─── DATA TO PROCESS
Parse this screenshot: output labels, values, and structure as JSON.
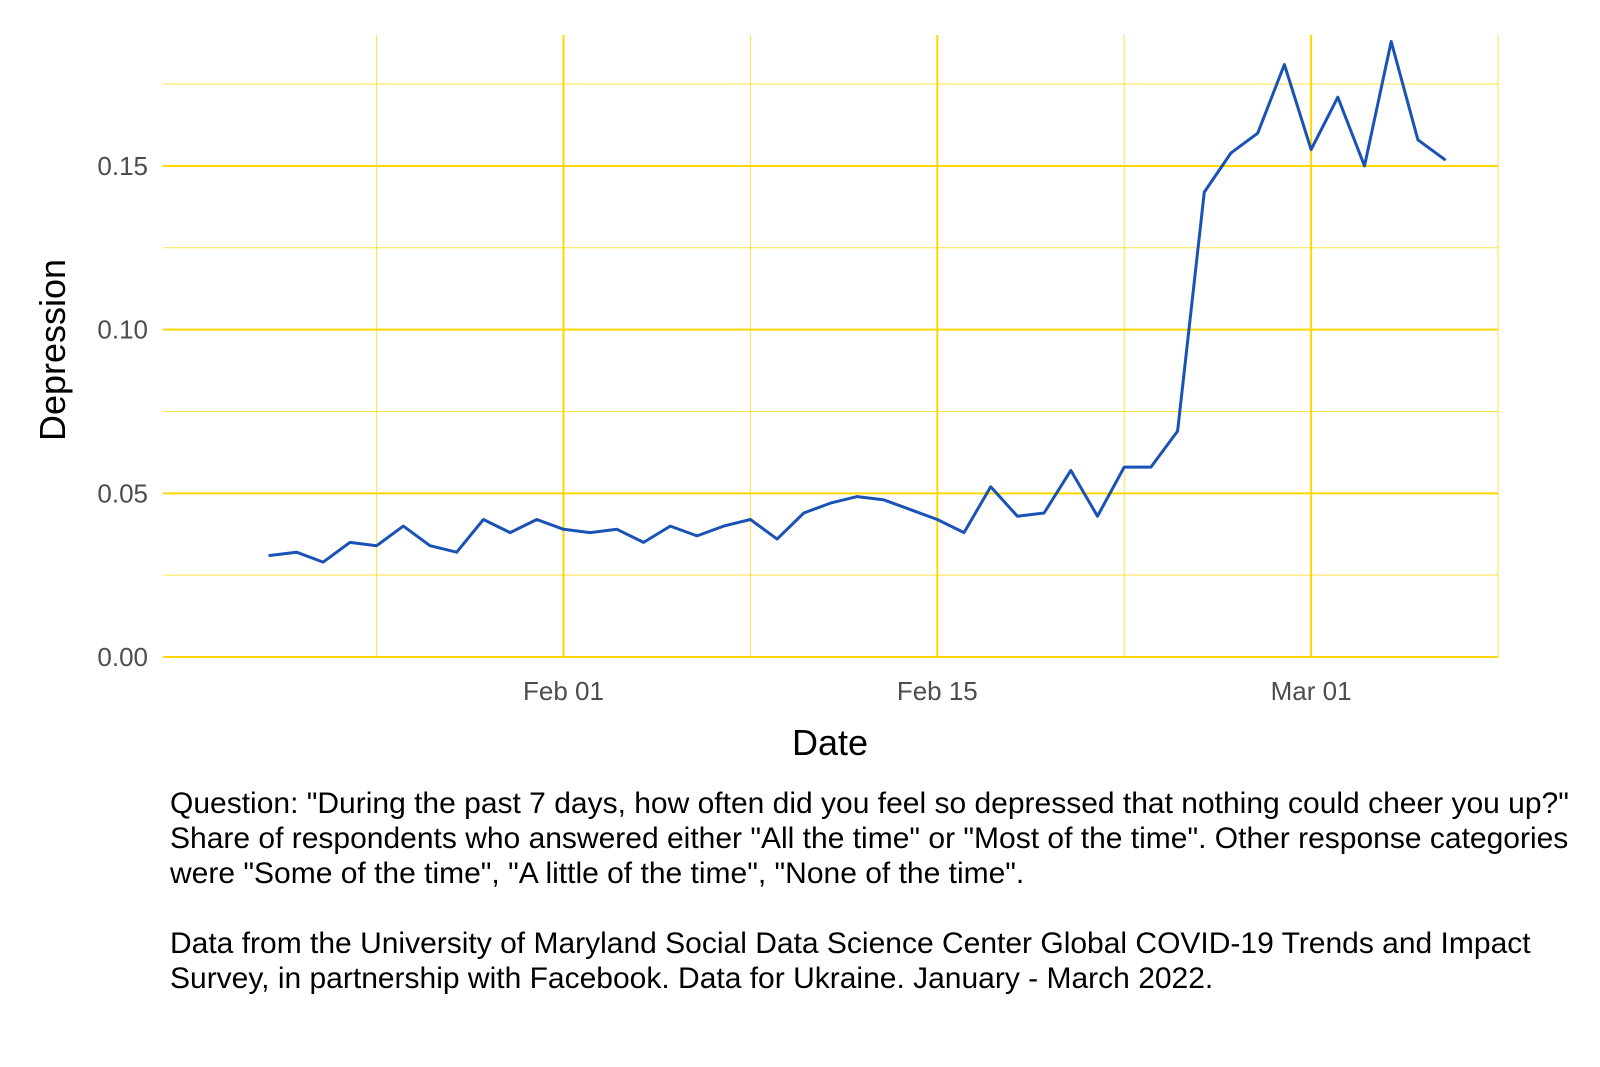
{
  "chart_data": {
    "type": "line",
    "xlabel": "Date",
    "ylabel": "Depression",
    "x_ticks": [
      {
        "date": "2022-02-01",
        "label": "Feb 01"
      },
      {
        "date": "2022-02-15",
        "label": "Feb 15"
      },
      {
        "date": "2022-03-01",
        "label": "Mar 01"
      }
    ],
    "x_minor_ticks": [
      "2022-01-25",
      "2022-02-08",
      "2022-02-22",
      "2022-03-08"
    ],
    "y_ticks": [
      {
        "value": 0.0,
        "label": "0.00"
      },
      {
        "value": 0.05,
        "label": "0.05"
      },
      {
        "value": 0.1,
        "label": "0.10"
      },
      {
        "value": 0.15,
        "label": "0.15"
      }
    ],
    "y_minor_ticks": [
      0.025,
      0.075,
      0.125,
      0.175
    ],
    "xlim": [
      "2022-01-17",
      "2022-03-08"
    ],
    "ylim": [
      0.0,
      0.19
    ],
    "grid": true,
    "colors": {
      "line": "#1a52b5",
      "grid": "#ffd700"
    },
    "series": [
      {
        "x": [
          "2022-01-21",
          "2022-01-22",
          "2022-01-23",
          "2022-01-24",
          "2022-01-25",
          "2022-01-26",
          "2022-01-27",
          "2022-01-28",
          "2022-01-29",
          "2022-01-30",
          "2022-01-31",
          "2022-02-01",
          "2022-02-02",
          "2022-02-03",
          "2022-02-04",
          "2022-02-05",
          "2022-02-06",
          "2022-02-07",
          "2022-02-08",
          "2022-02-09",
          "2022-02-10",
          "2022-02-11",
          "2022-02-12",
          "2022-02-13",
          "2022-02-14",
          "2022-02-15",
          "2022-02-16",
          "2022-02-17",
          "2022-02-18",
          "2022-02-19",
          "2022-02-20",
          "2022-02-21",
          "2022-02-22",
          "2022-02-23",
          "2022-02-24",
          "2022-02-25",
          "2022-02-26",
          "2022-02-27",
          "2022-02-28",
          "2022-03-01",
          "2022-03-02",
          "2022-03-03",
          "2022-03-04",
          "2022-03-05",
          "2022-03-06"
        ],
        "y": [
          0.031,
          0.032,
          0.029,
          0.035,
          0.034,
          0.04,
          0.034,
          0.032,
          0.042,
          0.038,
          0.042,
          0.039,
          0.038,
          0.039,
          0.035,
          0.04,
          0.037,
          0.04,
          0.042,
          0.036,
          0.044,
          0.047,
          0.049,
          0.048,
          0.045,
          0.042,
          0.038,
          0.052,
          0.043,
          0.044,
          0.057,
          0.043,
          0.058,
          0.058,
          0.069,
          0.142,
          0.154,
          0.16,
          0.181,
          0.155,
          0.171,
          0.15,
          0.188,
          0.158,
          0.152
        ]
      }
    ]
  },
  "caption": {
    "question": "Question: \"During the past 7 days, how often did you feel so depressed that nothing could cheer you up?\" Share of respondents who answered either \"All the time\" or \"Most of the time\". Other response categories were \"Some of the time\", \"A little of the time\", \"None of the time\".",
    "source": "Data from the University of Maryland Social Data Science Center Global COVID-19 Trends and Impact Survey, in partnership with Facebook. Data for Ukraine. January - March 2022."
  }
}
──────
GOAL - Print every entry exactly as written, without the pictures.

ANSWER FOR THIS EXERCISE -
Parse this screenshot: output labels, values, and structure as JSON.
{
  "chart_data": {
    "type": "line",
    "xlabel": "Date",
    "ylabel": "Depression",
    "x_ticks": [
      {
        "date": "2022-02-01",
        "label": "Feb 01"
      },
      {
        "date": "2022-02-15",
        "label": "Feb 15"
      },
      {
        "date": "2022-03-01",
        "label": "Mar 01"
      }
    ],
    "x_minor_ticks": [
      "2022-01-25",
      "2022-02-08",
      "2022-02-22",
      "2022-03-08"
    ],
    "y_ticks": [
      {
        "value": 0.0,
        "label": "0.00"
      },
      {
        "value": 0.05,
        "label": "0.05"
      },
      {
        "value": 0.1,
        "label": "0.10"
      },
      {
        "value": 0.15,
        "label": "0.15"
      }
    ],
    "y_minor_ticks": [
      0.025,
      0.075,
      0.125,
      0.175
    ],
    "xlim": [
      "2022-01-17",
      "2022-03-08"
    ],
    "ylim": [
      0.0,
      0.19
    ],
    "grid": true,
    "colors": {
      "line": "#1a52b5",
      "grid": "#ffd700"
    },
    "series": [
      {
        "x": [
          "2022-01-21",
          "2022-01-22",
          "2022-01-23",
          "2022-01-24",
          "2022-01-25",
          "2022-01-26",
          "2022-01-27",
          "2022-01-28",
          "2022-01-29",
          "2022-01-30",
          "2022-01-31",
          "2022-02-01",
          "2022-02-02",
          "2022-02-03",
          "2022-02-04",
          "2022-02-05",
          "2022-02-06",
          "2022-02-07",
          "2022-02-08",
          "2022-02-09",
          "2022-02-10",
          "2022-02-11",
          "2022-02-12",
          "2022-02-13",
          "2022-02-14",
          "2022-02-15",
          "2022-02-16",
          "2022-02-17",
          "2022-02-18",
          "2022-02-19",
          "2022-02-20",
          "2022-02-21",
          "2022-02-22",
          "2022-02-23",
          "2022-02-24",
          "2022-02-25",
          "2022-02-26",
          "2022-02-27",
          "2022-02-28",
          "2022-03-01",
          "2022-03-02",
          "2022-03-03",
          "2022-03-04",
          "2022-03-05",
          "2022-03-06"
        ],
        "y": [
          0.031,
          0.032,
          0.029,
          0.035,
          0.034,
          0.04,
          0.034,
          0.032,
          0.042,
          0.038,
          0.042,
          0.039,
          0.038,
          0.039,
          0.035,
          0.04,
          0.037,
          0.04,
          0.042,
          0.036,
          0.044,
          0.047,
          0.049,
          0.048,
          0.045,
          0.042,
          0.038,
          0.052,
          0.043,
          0.044,
          0.057,
          0.043,
          0.058,
          0.058,
          0.069,
          0.142,
          0.154,
          0.16,
          0.181,
          0.155,
          0.171,
          0.15,
          0.188,
          0.158,
          0.152
        ]
      }
    ]
  },
  "caption": {
    "question": "Question: \"During the past 7 days, how often did you feel so depressed that nothing could cheer you up?\" Share of respondents who answered either \"All the time\" or \"Most of the time\". Other response categories were \"Some of the time\", \"A little of the time\", \"None of the time\".",
    "source": "Data from the University of Maryland Social Data Science Center Global COVID-19 Trends and Impact Survey, in partnership with Facebook. Data for Ukraine. January - March 2022."
  }
}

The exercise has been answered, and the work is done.